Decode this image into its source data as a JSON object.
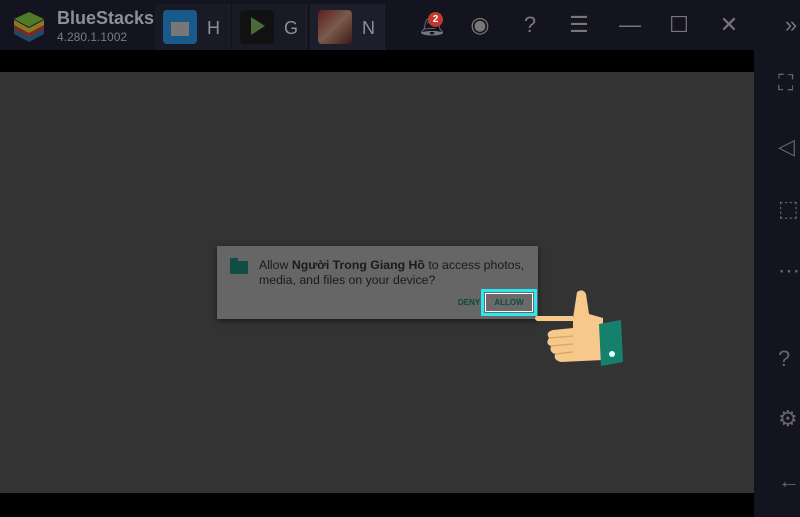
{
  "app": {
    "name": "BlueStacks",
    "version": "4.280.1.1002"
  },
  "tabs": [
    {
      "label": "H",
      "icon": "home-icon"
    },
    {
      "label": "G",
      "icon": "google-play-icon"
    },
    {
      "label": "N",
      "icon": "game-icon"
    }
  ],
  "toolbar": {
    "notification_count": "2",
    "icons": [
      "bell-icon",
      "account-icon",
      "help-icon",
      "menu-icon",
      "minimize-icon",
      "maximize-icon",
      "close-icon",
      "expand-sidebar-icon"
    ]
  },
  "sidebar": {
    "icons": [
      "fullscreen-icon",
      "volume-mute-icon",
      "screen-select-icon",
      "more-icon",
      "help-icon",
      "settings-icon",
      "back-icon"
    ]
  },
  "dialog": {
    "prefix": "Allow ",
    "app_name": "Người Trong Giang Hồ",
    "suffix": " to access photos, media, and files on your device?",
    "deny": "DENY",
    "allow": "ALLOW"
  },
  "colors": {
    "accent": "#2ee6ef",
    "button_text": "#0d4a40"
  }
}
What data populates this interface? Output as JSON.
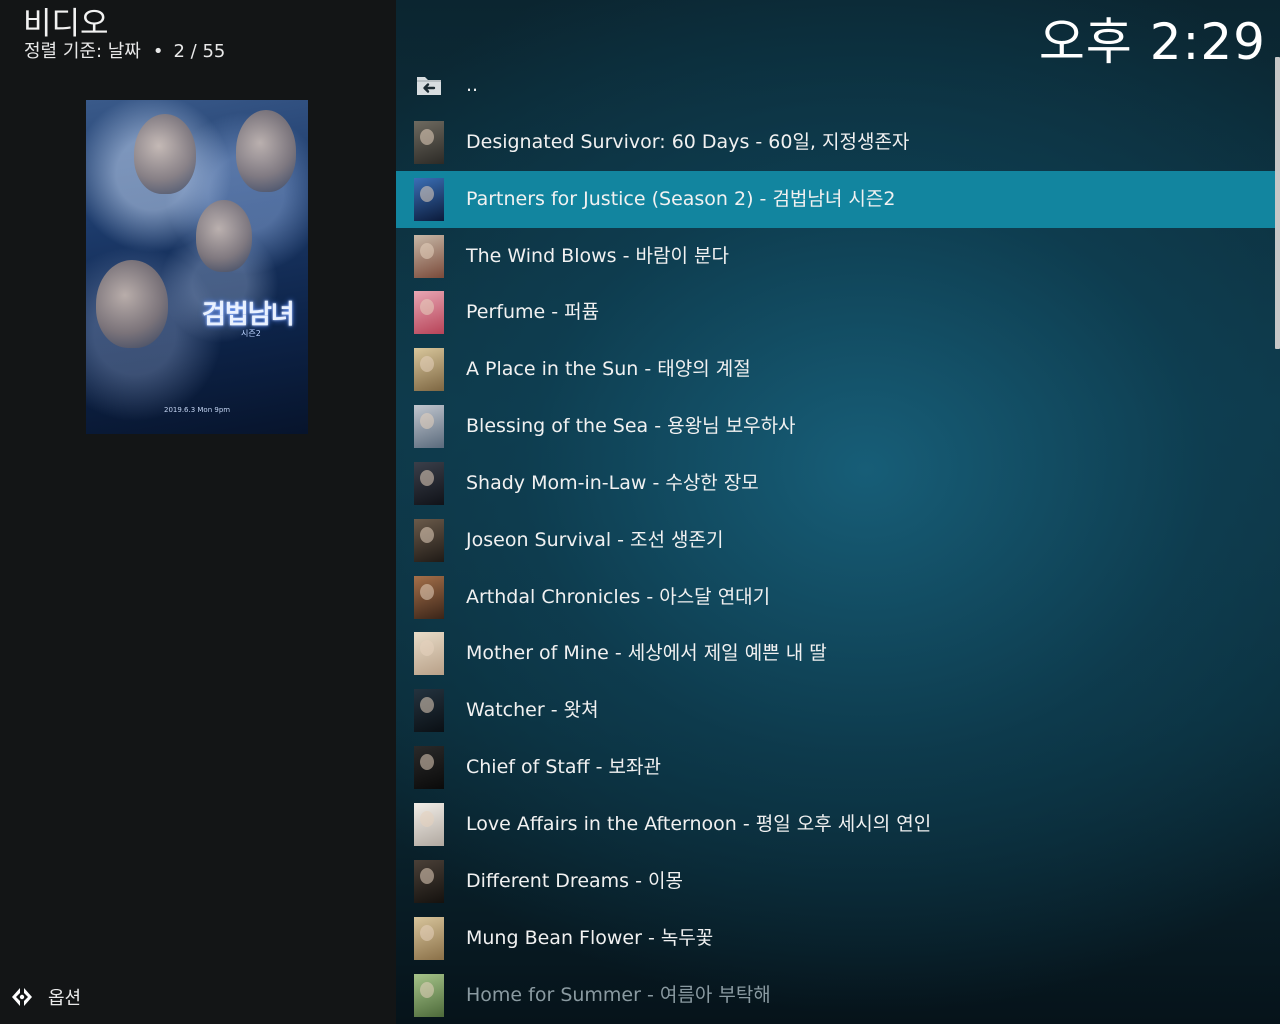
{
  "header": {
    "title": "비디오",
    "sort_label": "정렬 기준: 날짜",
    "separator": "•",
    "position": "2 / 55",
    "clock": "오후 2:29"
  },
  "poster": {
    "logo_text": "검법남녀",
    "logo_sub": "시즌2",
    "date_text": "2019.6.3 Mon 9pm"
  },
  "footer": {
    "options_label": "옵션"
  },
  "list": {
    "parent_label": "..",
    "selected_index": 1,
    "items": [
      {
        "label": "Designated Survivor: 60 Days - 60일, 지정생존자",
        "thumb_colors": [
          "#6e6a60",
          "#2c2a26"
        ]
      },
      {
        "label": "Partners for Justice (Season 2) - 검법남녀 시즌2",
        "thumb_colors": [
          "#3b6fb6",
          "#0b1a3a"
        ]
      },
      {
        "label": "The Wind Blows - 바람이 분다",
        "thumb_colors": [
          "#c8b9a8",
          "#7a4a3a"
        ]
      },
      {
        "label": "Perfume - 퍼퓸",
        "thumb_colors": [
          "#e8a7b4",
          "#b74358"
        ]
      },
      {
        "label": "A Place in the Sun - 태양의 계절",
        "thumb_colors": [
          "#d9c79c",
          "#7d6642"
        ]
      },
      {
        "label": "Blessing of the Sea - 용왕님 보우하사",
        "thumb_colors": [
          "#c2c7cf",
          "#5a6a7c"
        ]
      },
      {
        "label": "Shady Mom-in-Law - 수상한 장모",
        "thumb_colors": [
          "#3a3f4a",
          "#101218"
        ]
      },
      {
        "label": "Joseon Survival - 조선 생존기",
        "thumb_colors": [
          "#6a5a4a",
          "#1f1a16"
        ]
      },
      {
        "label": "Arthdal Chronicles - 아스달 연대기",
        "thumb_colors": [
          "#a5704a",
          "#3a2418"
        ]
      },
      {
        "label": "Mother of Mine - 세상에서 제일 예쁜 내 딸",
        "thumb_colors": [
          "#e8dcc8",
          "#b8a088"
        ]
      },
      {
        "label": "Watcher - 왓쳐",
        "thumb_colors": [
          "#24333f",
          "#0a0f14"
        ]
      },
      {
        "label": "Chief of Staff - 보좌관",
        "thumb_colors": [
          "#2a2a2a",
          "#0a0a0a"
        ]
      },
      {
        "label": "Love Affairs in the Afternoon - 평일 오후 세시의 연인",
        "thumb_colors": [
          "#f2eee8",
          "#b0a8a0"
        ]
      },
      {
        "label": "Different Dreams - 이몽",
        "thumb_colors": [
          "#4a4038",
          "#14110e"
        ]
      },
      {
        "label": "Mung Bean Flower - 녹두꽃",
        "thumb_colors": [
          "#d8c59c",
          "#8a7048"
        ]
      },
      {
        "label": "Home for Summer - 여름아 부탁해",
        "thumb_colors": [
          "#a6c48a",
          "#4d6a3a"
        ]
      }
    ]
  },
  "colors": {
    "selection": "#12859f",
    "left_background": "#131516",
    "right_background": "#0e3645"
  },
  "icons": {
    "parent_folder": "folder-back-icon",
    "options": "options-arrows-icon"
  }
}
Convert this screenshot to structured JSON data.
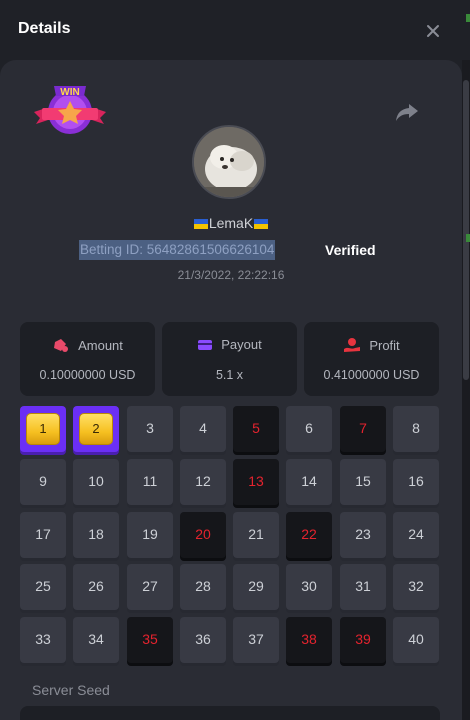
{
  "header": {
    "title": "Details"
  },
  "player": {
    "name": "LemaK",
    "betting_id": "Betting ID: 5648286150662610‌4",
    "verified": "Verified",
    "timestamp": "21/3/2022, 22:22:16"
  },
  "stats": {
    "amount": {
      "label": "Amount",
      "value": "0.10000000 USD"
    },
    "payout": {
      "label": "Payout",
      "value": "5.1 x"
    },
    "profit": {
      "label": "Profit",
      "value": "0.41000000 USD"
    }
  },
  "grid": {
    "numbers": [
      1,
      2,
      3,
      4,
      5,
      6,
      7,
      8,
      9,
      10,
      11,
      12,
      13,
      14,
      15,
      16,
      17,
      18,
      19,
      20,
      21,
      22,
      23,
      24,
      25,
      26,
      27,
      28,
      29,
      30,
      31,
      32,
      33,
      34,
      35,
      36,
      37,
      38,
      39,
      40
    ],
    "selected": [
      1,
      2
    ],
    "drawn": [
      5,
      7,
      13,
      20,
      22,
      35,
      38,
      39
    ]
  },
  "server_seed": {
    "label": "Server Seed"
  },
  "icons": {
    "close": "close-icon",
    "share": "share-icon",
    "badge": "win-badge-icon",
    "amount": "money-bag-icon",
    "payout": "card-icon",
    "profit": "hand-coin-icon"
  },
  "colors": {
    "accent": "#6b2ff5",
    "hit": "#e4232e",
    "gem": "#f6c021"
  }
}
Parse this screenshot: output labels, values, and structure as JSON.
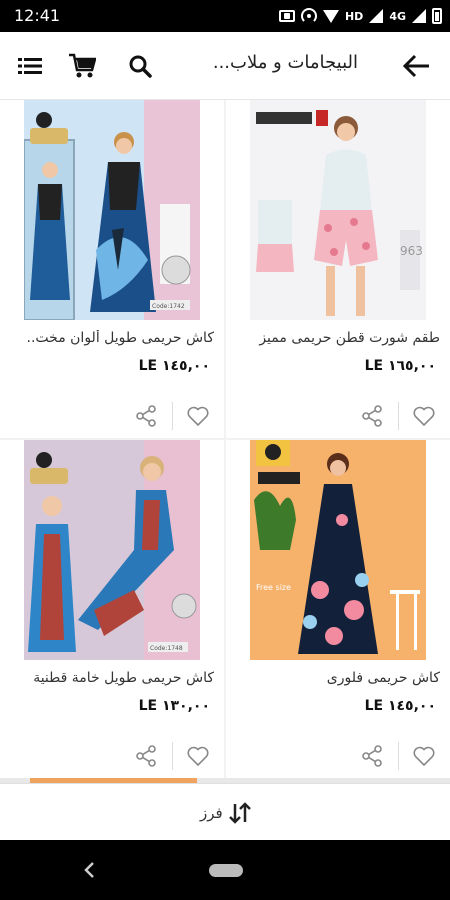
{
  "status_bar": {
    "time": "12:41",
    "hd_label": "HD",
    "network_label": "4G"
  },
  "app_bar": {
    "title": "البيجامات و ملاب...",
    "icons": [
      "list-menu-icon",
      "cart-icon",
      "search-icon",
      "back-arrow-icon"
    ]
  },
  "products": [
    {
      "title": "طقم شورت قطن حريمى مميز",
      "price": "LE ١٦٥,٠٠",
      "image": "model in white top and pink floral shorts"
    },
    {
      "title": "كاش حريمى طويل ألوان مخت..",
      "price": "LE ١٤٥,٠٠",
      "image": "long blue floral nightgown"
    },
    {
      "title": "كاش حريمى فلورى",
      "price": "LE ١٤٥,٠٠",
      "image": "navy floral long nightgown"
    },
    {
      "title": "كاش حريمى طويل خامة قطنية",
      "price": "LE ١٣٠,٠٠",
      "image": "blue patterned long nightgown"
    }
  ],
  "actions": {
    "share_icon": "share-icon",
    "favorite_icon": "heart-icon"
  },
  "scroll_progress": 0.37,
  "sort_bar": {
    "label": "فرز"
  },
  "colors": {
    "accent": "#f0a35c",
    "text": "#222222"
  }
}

■ ■ ■ ■ ■ ■ ■

- [Instructions to follow] Copy every line from the records above that contains the word "nightgown".

- [Exercise output]
      "image": "long blue floral nightgown"
      "image": "navy floral long nightgown"
      "image": "blue patterned long nightgown"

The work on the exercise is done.